# Supplied entries:
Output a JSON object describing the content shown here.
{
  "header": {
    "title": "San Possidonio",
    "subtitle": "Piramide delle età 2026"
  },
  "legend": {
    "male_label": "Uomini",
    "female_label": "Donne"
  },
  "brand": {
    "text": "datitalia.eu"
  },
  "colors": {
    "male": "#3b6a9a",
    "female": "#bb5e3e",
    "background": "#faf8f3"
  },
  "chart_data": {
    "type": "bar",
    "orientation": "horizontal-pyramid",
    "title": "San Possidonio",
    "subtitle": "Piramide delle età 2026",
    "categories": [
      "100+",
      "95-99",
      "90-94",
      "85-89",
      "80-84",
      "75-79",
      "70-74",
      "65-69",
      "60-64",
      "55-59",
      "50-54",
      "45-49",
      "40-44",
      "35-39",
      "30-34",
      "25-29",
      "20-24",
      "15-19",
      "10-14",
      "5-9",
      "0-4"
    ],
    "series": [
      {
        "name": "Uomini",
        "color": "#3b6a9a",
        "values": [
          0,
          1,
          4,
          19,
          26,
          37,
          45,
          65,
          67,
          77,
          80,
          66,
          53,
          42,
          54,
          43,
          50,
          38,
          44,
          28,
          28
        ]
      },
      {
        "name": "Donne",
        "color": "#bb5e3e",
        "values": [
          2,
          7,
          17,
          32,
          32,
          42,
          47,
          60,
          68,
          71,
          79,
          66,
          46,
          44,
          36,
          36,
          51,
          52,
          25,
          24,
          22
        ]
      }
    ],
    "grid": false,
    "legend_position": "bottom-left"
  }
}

# Instructions to follow:
Tell how many lines of the material above hold "delle", answering with a bare number.

# Finished exercise:
2